WHAT YOU WILL DO: For each line in the data below that holds "content", return a copy.

*****

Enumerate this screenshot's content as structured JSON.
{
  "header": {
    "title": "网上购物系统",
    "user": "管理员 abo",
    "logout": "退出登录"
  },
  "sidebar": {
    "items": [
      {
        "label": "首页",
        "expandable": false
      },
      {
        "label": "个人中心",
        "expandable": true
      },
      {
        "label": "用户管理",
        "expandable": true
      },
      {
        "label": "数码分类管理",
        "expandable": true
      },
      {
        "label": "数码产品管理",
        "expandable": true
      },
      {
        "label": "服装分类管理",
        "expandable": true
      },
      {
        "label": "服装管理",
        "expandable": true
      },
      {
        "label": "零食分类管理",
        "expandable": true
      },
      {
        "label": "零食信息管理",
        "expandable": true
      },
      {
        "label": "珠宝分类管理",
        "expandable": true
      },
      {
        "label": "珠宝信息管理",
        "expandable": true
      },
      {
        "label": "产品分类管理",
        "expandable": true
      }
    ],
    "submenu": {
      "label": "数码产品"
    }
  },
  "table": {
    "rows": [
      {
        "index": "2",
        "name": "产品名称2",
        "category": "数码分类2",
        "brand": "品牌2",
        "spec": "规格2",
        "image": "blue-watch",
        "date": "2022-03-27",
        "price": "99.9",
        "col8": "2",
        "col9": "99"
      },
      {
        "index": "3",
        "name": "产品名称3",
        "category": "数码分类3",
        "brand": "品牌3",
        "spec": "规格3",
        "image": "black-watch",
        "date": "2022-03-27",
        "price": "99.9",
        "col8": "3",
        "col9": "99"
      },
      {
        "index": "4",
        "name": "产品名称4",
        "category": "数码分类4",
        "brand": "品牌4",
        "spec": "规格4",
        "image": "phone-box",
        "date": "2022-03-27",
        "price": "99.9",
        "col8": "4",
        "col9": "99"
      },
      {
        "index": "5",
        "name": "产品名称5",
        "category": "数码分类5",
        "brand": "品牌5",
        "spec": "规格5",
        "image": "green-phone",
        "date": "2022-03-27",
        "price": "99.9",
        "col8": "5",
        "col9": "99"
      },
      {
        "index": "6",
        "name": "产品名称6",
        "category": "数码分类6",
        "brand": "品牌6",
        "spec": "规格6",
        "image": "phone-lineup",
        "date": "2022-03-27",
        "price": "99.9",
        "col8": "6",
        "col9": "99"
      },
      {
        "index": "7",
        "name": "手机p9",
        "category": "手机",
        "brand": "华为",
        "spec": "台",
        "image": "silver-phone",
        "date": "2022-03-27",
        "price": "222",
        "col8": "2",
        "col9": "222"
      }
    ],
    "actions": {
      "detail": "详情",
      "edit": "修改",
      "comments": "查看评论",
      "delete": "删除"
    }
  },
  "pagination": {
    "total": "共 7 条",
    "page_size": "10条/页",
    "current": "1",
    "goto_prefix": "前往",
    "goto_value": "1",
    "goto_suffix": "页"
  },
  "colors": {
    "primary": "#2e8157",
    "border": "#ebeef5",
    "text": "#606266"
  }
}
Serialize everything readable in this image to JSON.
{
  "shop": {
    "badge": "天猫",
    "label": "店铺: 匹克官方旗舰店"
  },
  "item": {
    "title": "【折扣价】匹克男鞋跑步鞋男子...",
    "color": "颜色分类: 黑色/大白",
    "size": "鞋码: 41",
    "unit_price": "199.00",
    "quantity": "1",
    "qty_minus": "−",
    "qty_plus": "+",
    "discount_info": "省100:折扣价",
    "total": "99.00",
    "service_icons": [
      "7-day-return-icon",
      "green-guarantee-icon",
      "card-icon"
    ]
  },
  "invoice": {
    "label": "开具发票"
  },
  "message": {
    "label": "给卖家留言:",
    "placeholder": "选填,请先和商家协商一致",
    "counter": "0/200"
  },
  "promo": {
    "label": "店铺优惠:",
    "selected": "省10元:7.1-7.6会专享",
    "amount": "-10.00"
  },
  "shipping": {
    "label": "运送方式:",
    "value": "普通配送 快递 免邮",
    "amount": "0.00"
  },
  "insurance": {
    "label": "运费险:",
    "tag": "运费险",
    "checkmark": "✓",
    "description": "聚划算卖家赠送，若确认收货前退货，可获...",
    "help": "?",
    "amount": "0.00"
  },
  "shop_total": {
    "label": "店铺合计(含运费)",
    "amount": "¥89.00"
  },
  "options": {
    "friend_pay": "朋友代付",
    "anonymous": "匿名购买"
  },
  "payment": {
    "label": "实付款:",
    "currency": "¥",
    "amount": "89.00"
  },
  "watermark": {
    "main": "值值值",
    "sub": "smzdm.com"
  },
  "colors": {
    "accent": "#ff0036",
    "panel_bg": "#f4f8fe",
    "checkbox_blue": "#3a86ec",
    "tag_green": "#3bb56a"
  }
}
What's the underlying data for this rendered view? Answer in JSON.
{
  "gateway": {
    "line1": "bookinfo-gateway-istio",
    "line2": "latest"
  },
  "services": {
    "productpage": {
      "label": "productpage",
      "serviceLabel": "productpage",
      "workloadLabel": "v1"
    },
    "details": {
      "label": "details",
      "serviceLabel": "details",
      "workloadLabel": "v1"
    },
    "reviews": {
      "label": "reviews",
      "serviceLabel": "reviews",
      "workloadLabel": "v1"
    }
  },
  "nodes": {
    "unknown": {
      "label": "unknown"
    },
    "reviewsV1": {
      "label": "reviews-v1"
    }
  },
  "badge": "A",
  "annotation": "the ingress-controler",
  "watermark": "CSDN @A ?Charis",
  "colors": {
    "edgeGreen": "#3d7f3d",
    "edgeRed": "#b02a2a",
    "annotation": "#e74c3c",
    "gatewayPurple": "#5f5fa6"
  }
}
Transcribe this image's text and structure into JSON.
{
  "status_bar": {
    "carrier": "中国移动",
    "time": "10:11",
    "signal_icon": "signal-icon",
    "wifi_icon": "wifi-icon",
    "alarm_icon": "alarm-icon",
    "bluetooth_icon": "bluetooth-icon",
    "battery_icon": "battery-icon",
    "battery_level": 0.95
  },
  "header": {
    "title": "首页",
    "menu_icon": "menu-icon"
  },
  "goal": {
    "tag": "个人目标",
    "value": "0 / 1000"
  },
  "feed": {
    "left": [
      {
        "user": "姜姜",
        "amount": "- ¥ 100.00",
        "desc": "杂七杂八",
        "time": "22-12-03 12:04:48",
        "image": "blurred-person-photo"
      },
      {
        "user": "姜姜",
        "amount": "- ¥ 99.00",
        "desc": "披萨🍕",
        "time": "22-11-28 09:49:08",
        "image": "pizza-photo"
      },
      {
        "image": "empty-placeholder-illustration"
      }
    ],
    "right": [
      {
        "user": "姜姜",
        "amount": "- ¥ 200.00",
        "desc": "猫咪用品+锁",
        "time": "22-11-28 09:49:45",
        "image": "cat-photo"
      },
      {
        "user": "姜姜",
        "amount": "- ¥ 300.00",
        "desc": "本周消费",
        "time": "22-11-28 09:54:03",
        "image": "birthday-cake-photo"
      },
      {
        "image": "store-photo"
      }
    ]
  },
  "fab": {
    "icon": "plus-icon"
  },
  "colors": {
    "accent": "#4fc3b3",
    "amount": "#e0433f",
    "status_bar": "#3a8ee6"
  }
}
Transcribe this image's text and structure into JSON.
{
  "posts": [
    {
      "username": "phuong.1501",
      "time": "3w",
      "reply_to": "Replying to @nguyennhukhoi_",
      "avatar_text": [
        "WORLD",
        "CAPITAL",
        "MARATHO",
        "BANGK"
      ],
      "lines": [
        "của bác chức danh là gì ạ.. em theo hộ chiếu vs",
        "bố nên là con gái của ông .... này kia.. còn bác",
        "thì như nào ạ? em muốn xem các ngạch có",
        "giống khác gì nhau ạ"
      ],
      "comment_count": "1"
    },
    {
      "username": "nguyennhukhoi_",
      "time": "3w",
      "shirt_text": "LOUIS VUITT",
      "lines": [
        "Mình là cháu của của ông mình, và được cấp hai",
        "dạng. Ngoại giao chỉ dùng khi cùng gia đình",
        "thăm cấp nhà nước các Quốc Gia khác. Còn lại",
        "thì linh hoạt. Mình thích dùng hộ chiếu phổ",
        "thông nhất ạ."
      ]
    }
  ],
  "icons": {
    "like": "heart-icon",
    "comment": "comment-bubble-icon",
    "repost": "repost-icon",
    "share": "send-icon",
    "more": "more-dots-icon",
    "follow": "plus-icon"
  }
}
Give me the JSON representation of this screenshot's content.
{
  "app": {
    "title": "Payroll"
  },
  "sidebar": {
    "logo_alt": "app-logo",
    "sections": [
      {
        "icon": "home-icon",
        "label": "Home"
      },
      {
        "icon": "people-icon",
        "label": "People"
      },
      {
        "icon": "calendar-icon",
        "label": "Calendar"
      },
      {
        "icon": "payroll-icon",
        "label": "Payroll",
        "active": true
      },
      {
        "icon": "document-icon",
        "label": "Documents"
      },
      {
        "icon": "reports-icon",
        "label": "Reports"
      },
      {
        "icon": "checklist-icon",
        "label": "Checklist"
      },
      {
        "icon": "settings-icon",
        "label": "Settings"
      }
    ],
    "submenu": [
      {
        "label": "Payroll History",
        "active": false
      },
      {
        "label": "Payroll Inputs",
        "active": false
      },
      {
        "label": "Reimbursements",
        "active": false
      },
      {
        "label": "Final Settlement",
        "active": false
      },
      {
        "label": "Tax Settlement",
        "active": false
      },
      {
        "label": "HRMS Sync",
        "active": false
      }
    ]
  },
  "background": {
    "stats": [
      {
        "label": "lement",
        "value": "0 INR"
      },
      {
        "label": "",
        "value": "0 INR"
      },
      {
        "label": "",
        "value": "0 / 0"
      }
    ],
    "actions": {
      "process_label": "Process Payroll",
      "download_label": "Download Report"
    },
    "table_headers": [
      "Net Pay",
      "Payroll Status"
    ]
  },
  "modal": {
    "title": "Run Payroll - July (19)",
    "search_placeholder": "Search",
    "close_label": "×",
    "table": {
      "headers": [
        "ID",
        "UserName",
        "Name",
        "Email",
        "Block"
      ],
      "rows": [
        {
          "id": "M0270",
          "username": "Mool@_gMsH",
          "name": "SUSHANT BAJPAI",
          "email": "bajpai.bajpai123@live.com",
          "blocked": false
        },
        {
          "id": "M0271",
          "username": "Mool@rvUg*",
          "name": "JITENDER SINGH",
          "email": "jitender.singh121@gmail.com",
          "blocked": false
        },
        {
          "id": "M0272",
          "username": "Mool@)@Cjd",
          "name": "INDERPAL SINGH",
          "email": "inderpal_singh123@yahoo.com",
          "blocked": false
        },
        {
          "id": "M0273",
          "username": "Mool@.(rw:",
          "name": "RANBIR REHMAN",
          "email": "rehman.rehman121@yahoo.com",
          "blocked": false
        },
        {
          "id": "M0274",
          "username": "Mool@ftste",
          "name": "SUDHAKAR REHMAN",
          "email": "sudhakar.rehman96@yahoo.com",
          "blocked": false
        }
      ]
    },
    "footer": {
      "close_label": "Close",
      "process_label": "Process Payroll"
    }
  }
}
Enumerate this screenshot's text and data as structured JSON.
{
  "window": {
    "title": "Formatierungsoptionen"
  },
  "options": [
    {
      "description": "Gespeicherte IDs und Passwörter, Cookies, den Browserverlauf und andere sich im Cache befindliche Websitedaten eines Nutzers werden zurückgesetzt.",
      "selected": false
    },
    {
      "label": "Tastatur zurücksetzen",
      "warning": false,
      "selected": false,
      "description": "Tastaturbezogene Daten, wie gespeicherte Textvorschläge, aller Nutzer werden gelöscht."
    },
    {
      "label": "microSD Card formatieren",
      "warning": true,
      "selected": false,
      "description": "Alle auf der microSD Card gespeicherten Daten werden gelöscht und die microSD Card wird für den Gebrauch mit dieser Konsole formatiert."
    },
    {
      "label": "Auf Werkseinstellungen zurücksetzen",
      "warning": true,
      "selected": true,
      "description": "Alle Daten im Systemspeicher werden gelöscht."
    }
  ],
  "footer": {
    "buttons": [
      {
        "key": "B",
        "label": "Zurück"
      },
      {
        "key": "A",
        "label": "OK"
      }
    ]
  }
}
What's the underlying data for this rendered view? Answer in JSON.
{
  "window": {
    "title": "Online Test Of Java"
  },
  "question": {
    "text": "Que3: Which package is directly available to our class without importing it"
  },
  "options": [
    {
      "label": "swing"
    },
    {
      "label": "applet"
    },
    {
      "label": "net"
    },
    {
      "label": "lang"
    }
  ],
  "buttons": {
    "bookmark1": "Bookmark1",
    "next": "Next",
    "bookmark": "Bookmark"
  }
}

*****

THE RESPONSE:
Enumerate this screenshot's content as structured JSON.
Give me the JSON representation of this screenshot's content.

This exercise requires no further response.